▶ _Problem to solve_: Copy all lines below containing "icon".

▶ _Data provided_:
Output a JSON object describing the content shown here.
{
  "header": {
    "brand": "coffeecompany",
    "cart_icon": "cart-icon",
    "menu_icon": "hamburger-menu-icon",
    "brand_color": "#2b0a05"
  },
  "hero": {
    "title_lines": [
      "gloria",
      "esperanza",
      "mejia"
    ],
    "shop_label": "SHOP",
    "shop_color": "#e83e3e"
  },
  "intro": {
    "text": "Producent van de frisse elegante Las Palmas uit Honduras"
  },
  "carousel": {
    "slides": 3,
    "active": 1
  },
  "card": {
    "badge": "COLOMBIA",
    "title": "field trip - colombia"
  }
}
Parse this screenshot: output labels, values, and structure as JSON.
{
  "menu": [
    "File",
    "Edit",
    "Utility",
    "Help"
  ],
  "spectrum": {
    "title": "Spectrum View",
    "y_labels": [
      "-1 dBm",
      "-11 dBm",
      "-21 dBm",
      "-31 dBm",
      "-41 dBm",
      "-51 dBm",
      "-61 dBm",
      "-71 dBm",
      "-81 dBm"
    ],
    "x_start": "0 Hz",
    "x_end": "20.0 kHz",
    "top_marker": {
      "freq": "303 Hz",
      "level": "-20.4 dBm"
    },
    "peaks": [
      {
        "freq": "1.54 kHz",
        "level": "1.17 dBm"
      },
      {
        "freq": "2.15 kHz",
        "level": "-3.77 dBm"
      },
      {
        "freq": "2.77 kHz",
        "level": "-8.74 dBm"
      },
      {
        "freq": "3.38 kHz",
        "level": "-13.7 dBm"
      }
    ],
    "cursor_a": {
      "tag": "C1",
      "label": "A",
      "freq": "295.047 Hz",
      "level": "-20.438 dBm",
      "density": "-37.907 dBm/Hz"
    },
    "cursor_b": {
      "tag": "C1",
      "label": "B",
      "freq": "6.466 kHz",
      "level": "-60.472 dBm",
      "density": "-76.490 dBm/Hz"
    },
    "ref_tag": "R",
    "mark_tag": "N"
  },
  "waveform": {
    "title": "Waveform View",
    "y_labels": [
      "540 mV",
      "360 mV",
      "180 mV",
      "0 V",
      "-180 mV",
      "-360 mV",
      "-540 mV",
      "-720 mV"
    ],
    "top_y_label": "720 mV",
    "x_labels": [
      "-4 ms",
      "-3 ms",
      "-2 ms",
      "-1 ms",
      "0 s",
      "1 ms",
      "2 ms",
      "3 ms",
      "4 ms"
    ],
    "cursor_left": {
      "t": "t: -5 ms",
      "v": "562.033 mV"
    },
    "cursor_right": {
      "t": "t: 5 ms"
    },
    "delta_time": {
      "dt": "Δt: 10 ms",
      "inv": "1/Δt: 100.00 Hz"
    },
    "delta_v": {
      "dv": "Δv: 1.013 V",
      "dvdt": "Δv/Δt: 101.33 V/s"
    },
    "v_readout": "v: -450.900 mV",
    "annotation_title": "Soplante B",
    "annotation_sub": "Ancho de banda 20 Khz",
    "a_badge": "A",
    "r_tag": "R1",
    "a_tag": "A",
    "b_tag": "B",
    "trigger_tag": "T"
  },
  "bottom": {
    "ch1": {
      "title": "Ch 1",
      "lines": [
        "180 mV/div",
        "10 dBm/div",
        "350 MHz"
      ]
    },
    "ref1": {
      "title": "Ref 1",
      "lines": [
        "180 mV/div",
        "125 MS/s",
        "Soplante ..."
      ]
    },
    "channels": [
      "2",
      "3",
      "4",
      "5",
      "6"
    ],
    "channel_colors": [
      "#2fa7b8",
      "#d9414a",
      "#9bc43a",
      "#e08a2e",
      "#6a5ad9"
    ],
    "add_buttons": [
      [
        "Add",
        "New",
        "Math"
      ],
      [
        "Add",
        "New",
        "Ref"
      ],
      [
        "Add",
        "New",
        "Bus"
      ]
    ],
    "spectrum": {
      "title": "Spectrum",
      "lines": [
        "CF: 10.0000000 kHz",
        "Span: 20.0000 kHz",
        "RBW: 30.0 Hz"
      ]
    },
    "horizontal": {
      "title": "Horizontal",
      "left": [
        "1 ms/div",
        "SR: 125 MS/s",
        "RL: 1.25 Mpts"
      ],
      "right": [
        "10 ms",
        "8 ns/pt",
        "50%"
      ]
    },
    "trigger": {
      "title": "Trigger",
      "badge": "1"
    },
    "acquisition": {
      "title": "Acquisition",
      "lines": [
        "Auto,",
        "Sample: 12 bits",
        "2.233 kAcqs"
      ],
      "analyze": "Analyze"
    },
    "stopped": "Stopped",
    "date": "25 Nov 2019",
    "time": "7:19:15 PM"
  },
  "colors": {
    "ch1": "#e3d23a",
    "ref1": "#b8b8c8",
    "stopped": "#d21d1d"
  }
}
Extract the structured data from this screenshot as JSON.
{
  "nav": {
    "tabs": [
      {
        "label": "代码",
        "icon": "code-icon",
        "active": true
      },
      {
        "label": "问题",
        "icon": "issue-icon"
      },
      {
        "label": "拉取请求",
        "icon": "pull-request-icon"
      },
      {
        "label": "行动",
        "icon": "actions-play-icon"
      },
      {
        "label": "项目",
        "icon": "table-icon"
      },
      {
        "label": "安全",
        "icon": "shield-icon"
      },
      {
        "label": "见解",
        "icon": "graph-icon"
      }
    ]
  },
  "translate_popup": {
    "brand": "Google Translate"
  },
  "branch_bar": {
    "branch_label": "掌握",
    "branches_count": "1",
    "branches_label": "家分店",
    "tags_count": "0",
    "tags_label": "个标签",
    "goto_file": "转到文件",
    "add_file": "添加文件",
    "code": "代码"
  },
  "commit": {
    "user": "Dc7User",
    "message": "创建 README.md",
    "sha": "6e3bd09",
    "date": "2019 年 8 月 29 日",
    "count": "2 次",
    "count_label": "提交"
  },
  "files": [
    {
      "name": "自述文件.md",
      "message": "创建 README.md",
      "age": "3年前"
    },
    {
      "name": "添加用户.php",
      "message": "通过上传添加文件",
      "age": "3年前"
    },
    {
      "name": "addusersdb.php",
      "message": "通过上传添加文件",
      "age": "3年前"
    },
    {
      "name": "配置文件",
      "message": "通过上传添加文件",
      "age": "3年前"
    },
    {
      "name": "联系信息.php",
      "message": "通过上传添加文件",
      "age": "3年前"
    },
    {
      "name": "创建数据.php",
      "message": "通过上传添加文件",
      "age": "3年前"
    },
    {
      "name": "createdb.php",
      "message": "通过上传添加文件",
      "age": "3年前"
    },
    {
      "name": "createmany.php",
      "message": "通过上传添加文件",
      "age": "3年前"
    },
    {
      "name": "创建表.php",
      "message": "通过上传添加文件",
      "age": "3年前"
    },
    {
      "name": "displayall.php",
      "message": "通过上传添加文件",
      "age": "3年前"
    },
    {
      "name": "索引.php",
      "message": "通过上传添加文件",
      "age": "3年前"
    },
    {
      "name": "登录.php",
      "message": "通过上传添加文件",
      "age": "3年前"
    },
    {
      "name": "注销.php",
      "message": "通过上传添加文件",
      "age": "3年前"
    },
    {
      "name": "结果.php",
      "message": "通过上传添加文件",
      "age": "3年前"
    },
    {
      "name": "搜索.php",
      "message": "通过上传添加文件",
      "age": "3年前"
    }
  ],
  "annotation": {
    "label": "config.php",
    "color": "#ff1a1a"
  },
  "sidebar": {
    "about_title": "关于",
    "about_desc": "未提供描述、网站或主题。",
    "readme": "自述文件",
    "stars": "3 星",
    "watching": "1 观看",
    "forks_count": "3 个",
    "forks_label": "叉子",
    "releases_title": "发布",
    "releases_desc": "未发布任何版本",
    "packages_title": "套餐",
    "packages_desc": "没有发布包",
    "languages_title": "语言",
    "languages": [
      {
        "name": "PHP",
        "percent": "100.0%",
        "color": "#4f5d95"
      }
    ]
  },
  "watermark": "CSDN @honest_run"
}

▶ _Written solution_:
    "cart_icon": "cart-icon",
    "menu_icon": "hamburger-menu-icon",
        "icon": "code-icon",
        "icon": "issue-icon"
        "icon": "pull-request-icon"
        "icon": "actions-play-icon"
        "icon": "table-icon"
        "icon": "shield-icon"
        "icon": "graph-icon"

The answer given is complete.